Lines of data:

-*-

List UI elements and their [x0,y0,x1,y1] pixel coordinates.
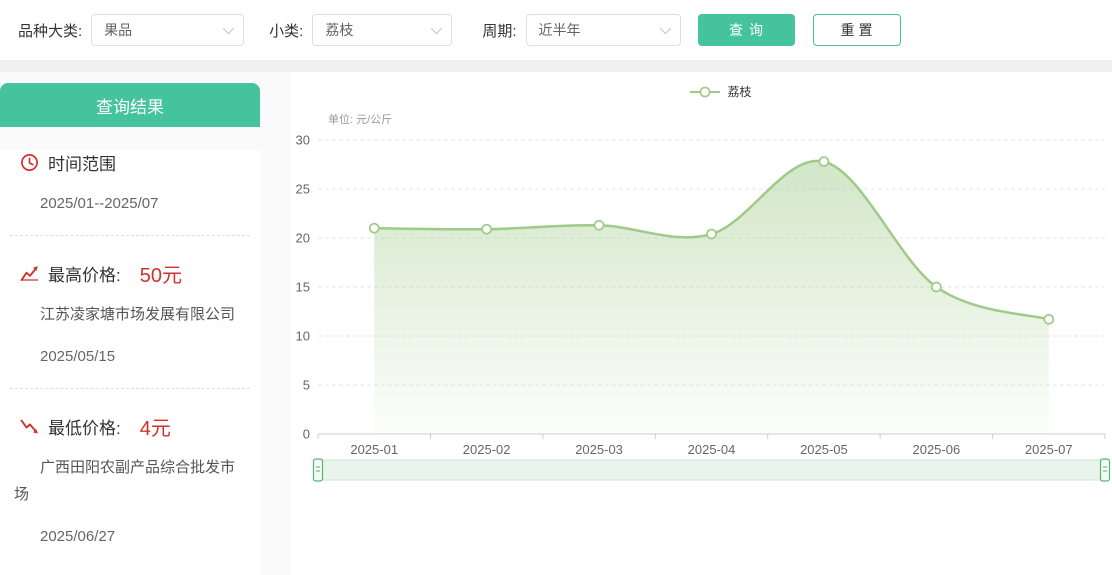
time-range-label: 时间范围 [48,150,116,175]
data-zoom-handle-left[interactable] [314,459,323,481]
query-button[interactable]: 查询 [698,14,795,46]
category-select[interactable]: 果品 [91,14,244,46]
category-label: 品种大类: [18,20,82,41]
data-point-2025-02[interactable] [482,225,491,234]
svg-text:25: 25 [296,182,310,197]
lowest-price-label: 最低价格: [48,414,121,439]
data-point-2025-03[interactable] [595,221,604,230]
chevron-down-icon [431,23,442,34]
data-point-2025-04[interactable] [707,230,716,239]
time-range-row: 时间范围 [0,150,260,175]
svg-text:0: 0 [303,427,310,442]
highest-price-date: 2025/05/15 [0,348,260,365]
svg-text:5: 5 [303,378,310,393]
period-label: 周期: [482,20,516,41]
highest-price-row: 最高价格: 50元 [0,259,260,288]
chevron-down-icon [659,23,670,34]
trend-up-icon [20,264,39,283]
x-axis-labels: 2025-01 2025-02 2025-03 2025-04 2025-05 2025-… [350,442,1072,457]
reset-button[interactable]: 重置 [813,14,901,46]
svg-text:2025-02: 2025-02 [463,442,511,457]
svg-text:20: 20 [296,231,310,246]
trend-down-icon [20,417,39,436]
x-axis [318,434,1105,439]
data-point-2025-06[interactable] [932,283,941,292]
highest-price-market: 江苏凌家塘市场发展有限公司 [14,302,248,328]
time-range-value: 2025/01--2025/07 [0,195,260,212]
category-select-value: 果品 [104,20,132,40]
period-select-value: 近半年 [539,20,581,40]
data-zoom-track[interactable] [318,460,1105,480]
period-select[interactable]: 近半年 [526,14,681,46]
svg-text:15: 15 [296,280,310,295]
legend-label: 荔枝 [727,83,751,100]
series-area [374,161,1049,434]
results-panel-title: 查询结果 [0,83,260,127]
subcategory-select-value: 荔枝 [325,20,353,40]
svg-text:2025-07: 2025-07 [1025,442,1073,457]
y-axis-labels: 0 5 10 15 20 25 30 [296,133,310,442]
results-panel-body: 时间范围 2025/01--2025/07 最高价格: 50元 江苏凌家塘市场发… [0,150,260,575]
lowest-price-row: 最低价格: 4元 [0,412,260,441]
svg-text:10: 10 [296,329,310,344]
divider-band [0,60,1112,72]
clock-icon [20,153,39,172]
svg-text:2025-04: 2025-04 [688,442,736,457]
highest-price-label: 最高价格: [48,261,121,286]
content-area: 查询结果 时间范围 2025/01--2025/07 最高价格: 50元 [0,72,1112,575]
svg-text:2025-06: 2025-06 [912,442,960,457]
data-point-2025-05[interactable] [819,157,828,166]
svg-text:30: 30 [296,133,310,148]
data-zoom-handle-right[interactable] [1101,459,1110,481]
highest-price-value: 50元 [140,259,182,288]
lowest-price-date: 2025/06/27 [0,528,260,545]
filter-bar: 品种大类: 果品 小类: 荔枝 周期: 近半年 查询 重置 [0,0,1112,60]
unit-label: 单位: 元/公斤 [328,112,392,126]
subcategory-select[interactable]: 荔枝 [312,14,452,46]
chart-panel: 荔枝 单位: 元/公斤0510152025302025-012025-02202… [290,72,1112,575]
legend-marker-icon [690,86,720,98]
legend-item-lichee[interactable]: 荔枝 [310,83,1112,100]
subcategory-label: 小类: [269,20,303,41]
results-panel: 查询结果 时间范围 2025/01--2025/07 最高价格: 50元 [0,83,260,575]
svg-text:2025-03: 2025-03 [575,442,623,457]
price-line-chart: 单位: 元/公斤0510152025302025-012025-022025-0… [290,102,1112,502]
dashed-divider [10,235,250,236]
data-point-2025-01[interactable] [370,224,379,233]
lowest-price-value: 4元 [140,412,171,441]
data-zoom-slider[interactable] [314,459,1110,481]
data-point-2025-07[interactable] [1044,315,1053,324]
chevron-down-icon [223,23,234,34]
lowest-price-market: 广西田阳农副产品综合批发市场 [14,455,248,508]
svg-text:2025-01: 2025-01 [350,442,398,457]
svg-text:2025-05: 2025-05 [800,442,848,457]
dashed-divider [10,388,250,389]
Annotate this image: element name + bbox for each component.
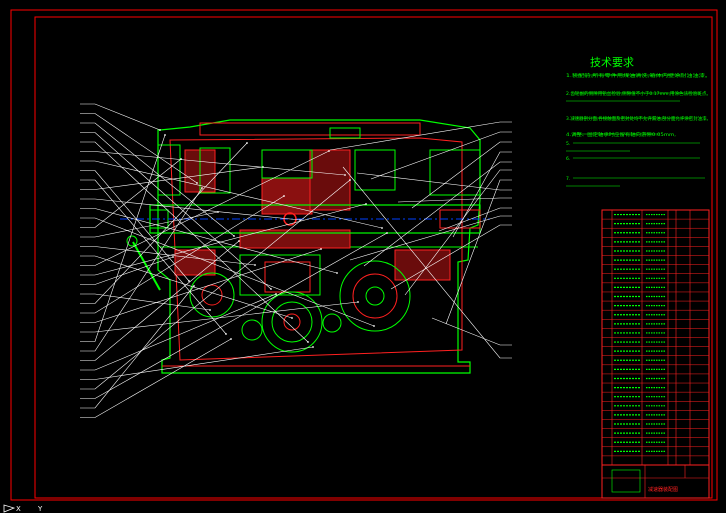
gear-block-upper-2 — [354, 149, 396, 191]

-*-

## [Goal]
Copy out every line of the entries above word for word, leaving out the pictures.

## [Complete answer]
List UI elements and their [x0,y0,x1,y1] pixel coordinates.
time-range-label: 时间范围 [48,150,116,175]
data-zoom-handle-left[interactable] [314,459,323,481]
query-button[interactable]: 查询 [698,14,795,46]
category-select[interactable]: 果品 [91,14,244,46]
category-label: 品种大类: [18,20,82,41]
data-point-2025-02[interactable] [482,225,491,234]
svg-text:25: 25 [296,182,310,197]
lowest-price-label: 最低价格: [48,414,121,439]
data-point-2025-03[interactable] [595,221,604,230]
chevron-down-icon [431,23,442,34]
data-point-2025-04[interactable] [707,230,716,239]
time-range-row: 时间范围 [0,150,260,175]
svg-text:0: 0 [303,427,310,442]
highest-price-date: 2025/05/15 [0,348,260,365]
svg-text:5: 5 [303,378,310,393]
period-label: 周期: [482,20,516,41]
highest-price-row: 最高价格: 50元 [0,259,260,288]
chevron-down-icon [659,23,670,34]
trend-up-icon [20,264,39,283]
x-axis-labels: 2025-01 2025-02 2025-03 2025-04 2025-05 2025-… [350,442,1072,457]
reset-button[interactable]: 重置 [813,14,901,46]
svg-text:2025-02: 2025-02 [463,442,511,457]
svg-text:20: 20 [296,231,310,246]
trend-down-icon [20,417,39,436]
x-axis [318,434,1105,439]
data-point-2025-06[interactable] [932,283,941,292]
highest-price-market: 江苏凌家塘市场发展有限公司 [14,302,248,328]
time-range-value: 2025/01--2025/07 [0,195,260,212]
category-select-value: 果品 [104,20,132,40]
period-select-value: 近半年 [539,20,581,40]
data-zoom-track[interactable] [318,460,1105,480]
period-select[interactable]: 近半年 [526,14,681,46]
svg-text:15: 15 [296,280,310,295]
legend-label: 荔枝 [727,83,751,100]
series-area [374,161,1049,434]
results-panel-title: 查询结果 [0,83,260,127]
subcategory-select-value: 荔枝 [325,20,353,40]
svg-text:2025-07: 2025-07 [1025,442,1073,457]
y-axis-labels: 0 5 10 15 20 25 30 [296,133,310,442]
results-panel-body: 时间范围 2025/01--2025/07 最高价格: 50元 江苏凌家塘市场发… [0,150,260,575]
lowest-price-row: 最低价格: 4元 [0,412,260,441]
svg-text:10: 10 [296,329,310,344]
divider-band [0,60,1112,72]
clock-icon [20,153,39,172]
svg-text:2025-04: 2025-04 [688,442,736,457]
highest-price-label: 最高价格: [48,261,121,286]
content-area: 查询结果 时间范围 2025/01--2025/07 最高价格: 50元 [0,72,1112,575]
svg-text:2025-06: 2025-06 [912,442,960,457]
data-point-2025-05[interactable] [819,157,828,166]
svg-text:30: 30 [296,133,310,148]
data-zoom-handle-right[interactable] [1101,459,1110,481]
highest-price-value: 50元 [140,259,182,288]
lowest-price-date: 2025/06/27 [0,528,260,545]
filter-bar: 品种大类: 果品 小类: 荔枝 周期: 近半年 查询 重置 [0,0,1112,60]
unit-label: 单位: 元/公斤 [328,112,392,126]
subcategory-select[interactable]: 荔枝 [312,14,452,46]
chart-panel: 荔枝 单位: 元/公斤0510152025302025-012025-02202… [290,72,1112,575]
legend-marker-icon [690,86,720,98]
legend-item-lichee[interactable]: 荔枝 [310,83,1112,100]
subcategory-label: 小类: [269,20,303,41]
results-panel: 查询结果 时间范围 2025/01--2025/07 最高价格: 50元 [0,83,260,575]
svg-text:2025-03: 2025-03 [575,442,623,457]
price-line-chart: 单位: 元/公斤0510152025302025-012025-022025-0… [290,102,1112,502]
dashed-divider [10,235,250,236]
data-point-2025-01[interactable] [370,224,379,233]
lowest-price-value: 4元 [140,412,171,441]
data-zoom-slider[interactable] [314,459,1110,481]
data-point-2025-07[interactable] [1044,315,1053,324]
chevron-down-icon [223,23,234,34]
lowest-price-market: 广西田阳农副产品综合批发市场 [14,455,248,508]
svg-text:2025-01: 2025-01 [350,442,398,457]
svg-text:2025-05: 2025-05 [800,442,848,457]
dashed-divider [10,388,250,389]
Annotate this image: element name + bbox for each component.
gear-block-upper-2 — [354, 149, 396, 191]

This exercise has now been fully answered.